> _GIVEN INSTRUCTION_
Return all lines with the word "Anyone" in them.

> _DATA TO USE_
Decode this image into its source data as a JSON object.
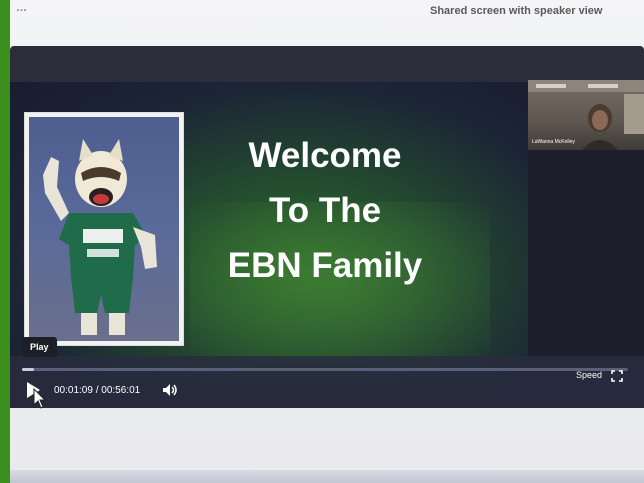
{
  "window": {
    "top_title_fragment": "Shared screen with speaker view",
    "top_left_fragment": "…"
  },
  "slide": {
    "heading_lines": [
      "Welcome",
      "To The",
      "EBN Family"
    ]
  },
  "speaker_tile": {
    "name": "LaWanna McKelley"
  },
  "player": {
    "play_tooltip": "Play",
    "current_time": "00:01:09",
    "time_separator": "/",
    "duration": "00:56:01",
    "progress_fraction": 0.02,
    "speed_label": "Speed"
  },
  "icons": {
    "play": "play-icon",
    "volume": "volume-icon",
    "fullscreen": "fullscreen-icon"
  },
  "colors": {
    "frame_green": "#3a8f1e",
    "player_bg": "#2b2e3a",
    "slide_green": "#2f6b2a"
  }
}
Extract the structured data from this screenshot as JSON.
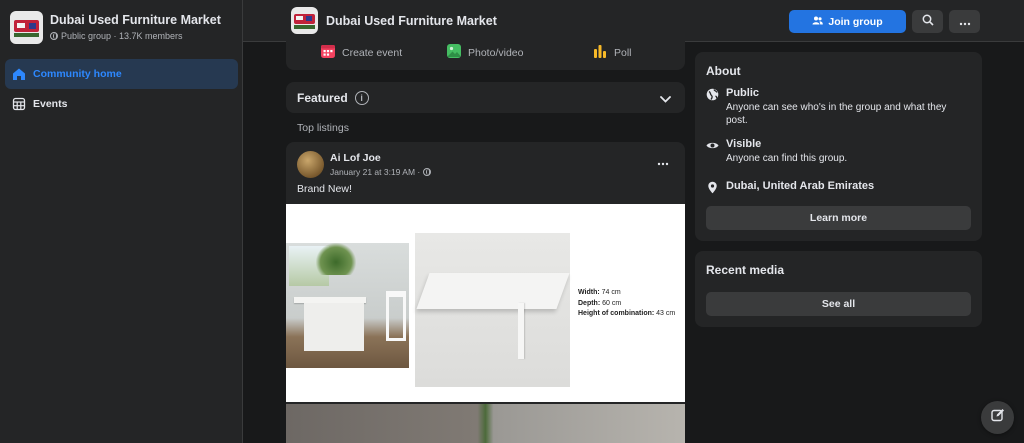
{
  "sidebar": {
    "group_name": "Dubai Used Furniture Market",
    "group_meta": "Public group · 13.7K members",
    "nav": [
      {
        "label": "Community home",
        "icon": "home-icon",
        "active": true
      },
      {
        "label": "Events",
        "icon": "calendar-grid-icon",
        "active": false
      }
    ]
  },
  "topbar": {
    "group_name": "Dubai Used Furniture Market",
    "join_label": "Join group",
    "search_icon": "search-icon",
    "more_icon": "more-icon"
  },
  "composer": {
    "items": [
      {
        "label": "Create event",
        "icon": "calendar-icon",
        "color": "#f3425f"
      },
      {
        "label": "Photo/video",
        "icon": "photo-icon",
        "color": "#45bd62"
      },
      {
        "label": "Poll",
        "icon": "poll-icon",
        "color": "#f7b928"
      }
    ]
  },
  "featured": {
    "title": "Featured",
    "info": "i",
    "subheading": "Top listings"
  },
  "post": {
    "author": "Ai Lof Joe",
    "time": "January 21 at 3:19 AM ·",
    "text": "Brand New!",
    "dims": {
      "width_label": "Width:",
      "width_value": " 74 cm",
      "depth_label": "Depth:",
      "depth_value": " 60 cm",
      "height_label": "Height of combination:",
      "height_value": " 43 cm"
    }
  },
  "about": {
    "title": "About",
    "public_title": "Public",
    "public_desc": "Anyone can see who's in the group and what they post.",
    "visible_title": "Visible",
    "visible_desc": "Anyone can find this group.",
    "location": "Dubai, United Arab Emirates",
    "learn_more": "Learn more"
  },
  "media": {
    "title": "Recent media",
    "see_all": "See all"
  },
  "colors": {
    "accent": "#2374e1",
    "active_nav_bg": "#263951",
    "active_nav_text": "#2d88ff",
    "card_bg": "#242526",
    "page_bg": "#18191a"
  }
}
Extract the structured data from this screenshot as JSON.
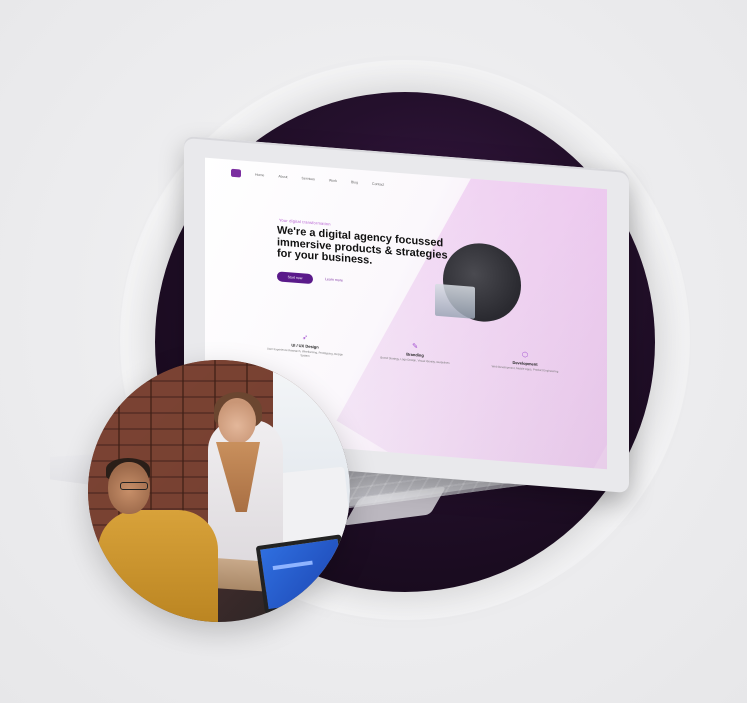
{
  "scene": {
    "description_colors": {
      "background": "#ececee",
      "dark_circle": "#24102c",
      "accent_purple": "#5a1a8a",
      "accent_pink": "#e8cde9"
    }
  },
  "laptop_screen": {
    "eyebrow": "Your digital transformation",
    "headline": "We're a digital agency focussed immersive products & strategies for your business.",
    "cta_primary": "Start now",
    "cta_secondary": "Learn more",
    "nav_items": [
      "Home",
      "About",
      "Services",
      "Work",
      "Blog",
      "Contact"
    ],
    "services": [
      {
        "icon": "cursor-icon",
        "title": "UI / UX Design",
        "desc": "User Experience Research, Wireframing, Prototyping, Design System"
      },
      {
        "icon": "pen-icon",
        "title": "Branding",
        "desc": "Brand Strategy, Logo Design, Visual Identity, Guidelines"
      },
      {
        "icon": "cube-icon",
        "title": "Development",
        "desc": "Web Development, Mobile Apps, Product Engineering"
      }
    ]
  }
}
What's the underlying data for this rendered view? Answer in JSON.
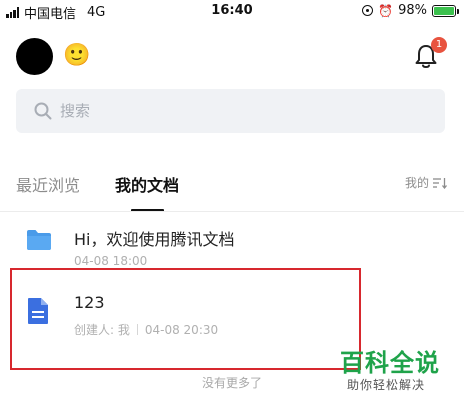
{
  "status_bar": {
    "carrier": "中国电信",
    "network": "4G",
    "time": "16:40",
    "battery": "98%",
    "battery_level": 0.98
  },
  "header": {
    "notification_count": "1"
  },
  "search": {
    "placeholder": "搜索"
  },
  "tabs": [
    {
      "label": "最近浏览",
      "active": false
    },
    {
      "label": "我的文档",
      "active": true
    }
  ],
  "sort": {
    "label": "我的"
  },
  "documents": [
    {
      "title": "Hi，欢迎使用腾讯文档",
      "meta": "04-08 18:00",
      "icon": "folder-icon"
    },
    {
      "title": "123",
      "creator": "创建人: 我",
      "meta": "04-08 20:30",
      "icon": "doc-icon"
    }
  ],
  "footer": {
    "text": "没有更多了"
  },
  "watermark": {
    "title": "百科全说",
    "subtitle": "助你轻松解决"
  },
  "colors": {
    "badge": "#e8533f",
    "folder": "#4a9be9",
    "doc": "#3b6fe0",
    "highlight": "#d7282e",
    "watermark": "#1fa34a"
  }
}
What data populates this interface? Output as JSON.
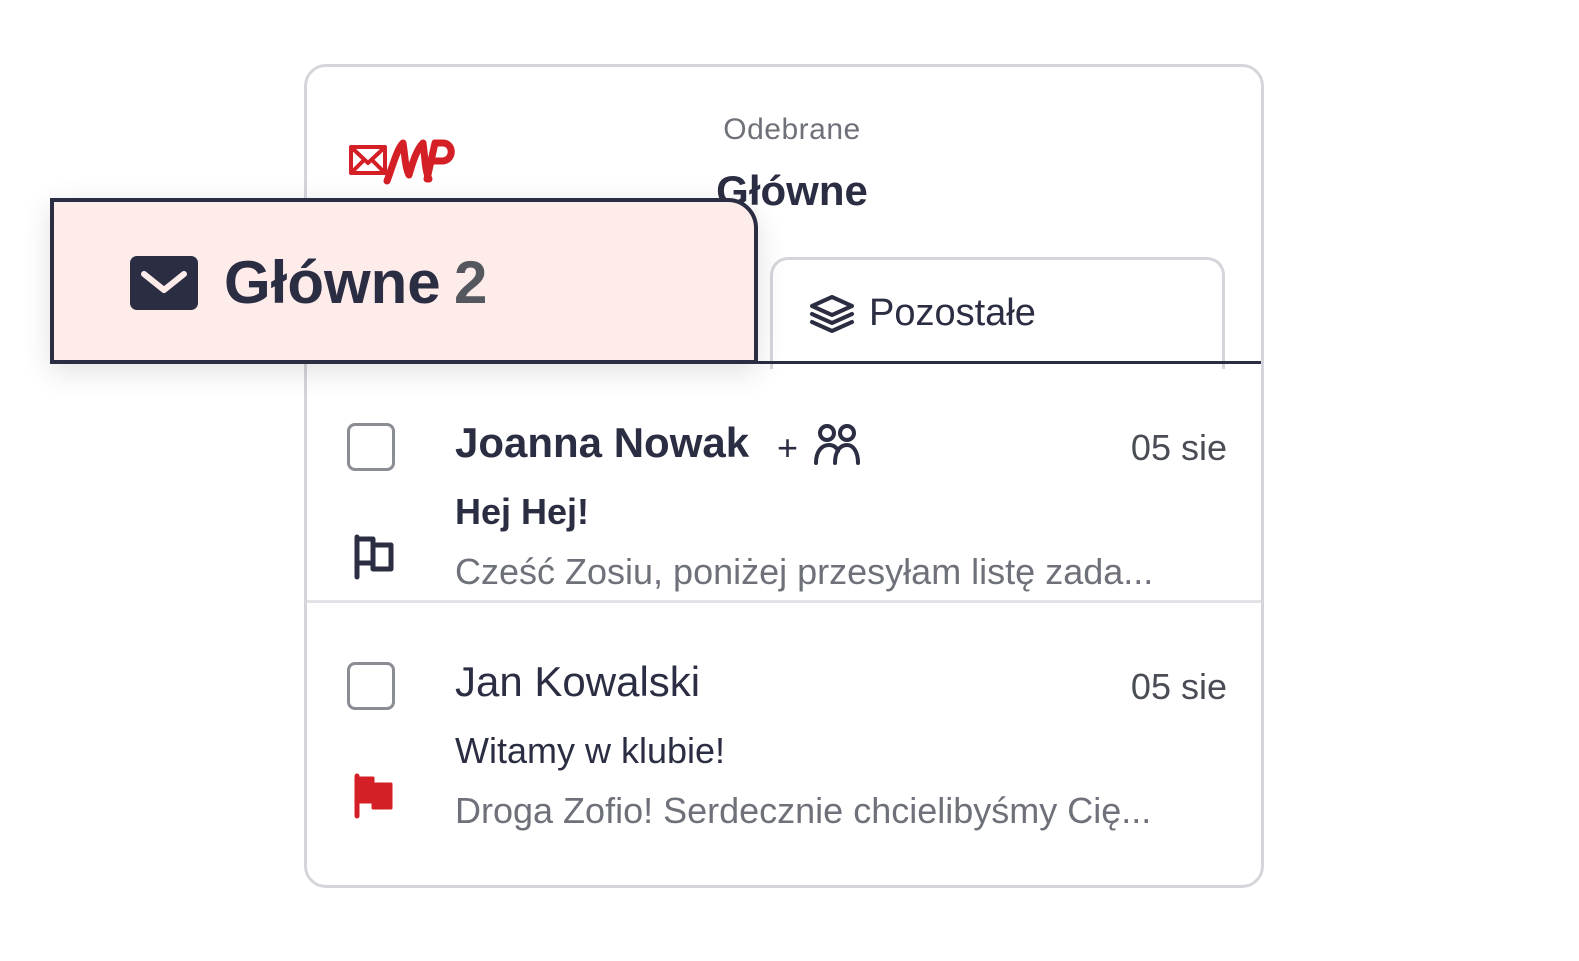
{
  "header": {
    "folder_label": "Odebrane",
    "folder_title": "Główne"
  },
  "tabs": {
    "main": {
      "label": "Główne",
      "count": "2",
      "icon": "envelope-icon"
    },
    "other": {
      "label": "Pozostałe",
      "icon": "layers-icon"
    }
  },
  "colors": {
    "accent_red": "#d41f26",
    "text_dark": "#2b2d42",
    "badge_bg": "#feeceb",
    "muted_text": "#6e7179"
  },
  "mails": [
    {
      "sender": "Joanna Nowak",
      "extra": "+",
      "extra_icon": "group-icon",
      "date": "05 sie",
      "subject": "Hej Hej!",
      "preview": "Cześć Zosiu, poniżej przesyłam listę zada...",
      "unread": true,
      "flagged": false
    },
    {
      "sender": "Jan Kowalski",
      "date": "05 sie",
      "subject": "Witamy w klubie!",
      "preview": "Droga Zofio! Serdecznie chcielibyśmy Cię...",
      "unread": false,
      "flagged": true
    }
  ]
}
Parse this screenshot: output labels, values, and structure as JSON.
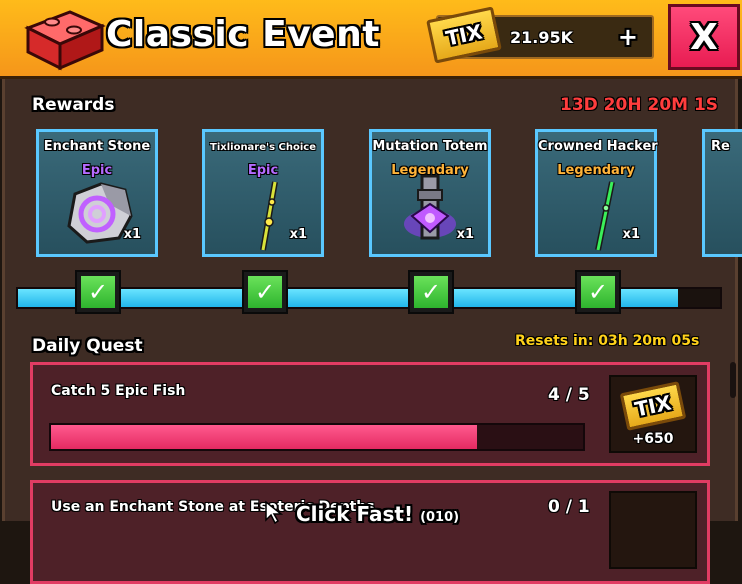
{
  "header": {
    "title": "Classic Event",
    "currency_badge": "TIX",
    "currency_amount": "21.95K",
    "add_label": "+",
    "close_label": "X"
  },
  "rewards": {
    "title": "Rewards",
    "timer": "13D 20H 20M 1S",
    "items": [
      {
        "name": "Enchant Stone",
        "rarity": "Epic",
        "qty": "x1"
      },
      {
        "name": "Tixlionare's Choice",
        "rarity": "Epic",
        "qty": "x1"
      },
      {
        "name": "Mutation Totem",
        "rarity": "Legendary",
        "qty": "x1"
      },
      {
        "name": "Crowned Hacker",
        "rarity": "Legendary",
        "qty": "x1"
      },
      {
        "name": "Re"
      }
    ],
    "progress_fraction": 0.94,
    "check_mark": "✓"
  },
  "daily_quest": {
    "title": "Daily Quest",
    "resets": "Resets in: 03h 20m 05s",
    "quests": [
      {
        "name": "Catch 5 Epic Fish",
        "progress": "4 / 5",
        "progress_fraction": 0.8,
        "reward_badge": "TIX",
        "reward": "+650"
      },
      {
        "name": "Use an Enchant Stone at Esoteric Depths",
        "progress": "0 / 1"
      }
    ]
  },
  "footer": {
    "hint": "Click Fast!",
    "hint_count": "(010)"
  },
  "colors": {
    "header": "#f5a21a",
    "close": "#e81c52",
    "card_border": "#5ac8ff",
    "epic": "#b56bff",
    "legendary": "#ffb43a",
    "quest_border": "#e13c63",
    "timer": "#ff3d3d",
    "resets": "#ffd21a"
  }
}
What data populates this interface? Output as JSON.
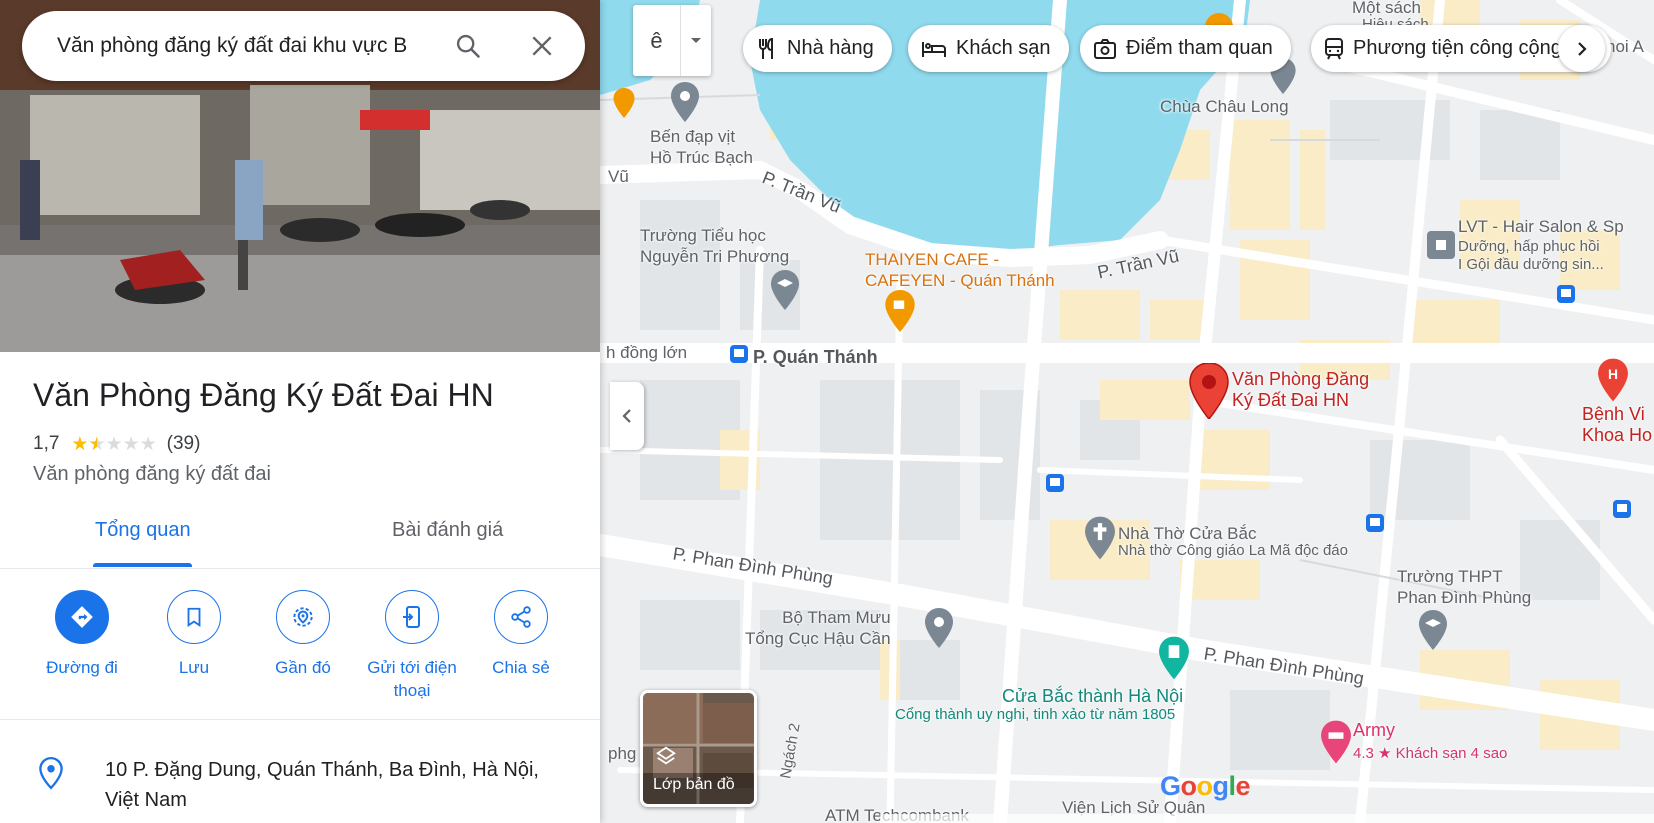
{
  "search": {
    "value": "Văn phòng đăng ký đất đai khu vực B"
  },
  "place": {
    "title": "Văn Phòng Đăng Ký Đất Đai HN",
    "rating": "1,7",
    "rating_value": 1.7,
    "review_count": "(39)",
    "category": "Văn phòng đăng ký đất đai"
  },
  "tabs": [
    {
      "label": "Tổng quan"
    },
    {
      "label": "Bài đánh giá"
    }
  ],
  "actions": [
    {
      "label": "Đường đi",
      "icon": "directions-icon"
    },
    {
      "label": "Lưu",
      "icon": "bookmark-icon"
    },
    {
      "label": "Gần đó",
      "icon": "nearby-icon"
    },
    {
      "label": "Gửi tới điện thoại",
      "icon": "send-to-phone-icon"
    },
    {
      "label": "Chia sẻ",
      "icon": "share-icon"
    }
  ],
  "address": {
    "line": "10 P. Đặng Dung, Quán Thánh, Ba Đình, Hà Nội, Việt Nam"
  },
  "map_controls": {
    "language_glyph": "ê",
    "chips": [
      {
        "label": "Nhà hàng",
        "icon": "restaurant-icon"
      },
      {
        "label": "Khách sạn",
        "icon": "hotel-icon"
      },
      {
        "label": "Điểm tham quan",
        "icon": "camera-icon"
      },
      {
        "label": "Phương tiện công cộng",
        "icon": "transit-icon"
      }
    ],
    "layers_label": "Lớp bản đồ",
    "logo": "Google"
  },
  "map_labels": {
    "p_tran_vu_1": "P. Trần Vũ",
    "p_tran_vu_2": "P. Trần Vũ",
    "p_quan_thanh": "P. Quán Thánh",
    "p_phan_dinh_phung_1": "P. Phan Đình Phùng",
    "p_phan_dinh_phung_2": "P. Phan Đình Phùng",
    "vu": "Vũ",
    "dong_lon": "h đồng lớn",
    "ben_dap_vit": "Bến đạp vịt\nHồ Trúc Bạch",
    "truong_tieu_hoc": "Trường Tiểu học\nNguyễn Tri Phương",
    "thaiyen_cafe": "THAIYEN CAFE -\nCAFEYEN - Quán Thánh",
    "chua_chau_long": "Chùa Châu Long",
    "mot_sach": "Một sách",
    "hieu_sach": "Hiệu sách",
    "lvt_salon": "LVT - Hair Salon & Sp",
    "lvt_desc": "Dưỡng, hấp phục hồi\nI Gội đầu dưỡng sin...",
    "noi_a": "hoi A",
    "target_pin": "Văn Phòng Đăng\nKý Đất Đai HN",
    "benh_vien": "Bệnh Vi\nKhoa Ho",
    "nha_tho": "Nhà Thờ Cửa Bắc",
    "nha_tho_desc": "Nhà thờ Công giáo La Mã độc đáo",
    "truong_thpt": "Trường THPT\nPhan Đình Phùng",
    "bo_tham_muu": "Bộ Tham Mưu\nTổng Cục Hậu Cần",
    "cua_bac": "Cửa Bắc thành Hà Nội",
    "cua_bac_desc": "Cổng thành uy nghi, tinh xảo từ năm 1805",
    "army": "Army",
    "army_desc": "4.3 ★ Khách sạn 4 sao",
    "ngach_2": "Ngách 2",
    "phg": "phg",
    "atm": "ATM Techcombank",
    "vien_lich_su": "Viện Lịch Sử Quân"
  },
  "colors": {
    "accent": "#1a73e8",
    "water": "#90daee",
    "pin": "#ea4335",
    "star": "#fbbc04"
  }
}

> _RESPONSE FOR THIS EXERCISE_
    "public_desc": "Anyone can see who's in the group and what they post.",
    "visible_desc": "Anyone can find this group.",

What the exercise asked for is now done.